» SHORT TASK
Drop every picture and give the entries back exactly.

>> BEGIN DATASET EXCERPTS

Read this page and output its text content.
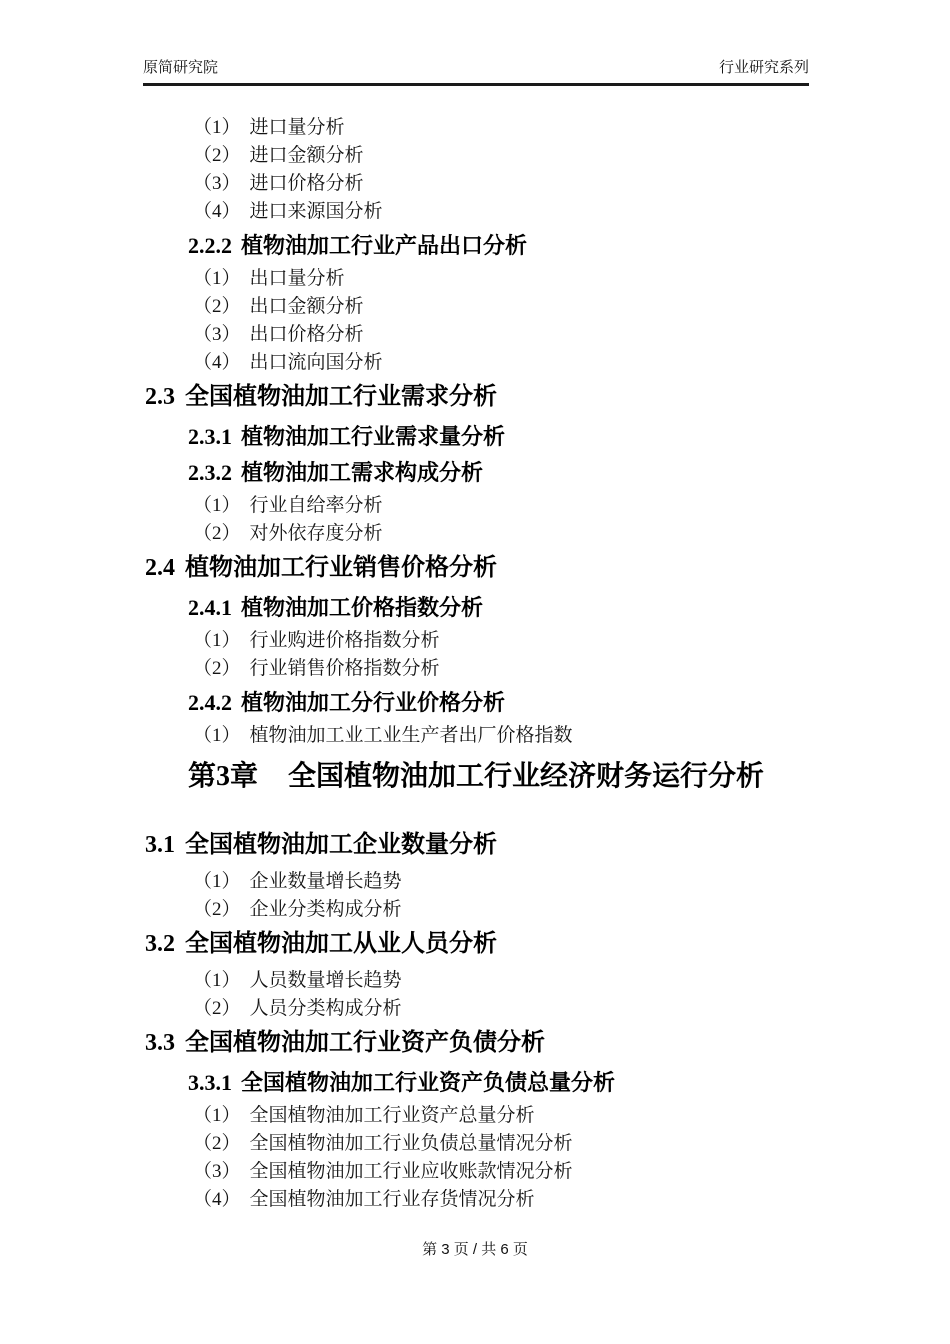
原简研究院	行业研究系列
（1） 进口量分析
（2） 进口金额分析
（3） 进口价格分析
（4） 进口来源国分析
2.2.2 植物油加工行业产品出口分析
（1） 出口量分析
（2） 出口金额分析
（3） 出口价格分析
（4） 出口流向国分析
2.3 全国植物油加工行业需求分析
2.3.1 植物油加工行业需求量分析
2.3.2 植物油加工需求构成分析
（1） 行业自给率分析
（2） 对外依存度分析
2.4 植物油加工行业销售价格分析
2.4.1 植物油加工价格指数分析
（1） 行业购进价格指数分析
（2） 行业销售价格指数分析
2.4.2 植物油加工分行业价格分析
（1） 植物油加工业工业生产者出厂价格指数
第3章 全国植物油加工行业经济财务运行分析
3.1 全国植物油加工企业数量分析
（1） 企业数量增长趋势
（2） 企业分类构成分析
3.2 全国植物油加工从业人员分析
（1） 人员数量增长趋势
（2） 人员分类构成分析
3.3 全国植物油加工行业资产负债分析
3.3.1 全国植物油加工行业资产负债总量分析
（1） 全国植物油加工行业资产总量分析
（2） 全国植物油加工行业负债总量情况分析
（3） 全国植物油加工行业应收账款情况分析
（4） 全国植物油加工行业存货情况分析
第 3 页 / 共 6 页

>> END DATASET EXCERPTS

» EXPECTED OUTPUT
Read this page and output its text content.
原简研究院	行业研究系列
（1） 进口量分析
（2） 进口金额分析
（3） 进口价格分析
（4） 进口来源国分析
2.2.2 植物油加工行业产品出口分析
（1） 出口量分析
（2） 出口金额分析
（3） 出口价格分析
（4） 出口流向国分析
2.3 全国植物油加工行业需求分析
2.3.1 植物油加工行业需求量分析
2.3.2 植物油加工需求构成分析
（1） 行业自给率分析
（2） 对外依存度分析
2.4 植物油加工行业销售价格分析
2.4.1 植物油加工价格指数分析
（1） 行业购进价格指数分析
（2） 行业销售价格指数分析
2.4.2 植物油加工分行业价格分析
（1） 植物油加工业工业生产者出厂价格指数
第3章 全国植物油加工行业经济财务运行分析
3.1 全国植物油加工企业数量分析
（1） 企业数量增长趋势
（2） 企业分类构成分析
3.2 全国植物油加工从业人员分析
（1） 人员数量增长趋势
（2） 人员分类构成分析
3.3 全国植物油加工行业资产负债分析
3.3.1 全国植物油加工行业资产负债总量分析
（1） 全国植物油加工行业资产总量分析
（2） 全国植物油加工行业负债总量情况分析
（3） 全国植物油加工行业应收账款情况分析
（4） 全国植物油加工行业存货情况分析
第 3 页 / 共 6 页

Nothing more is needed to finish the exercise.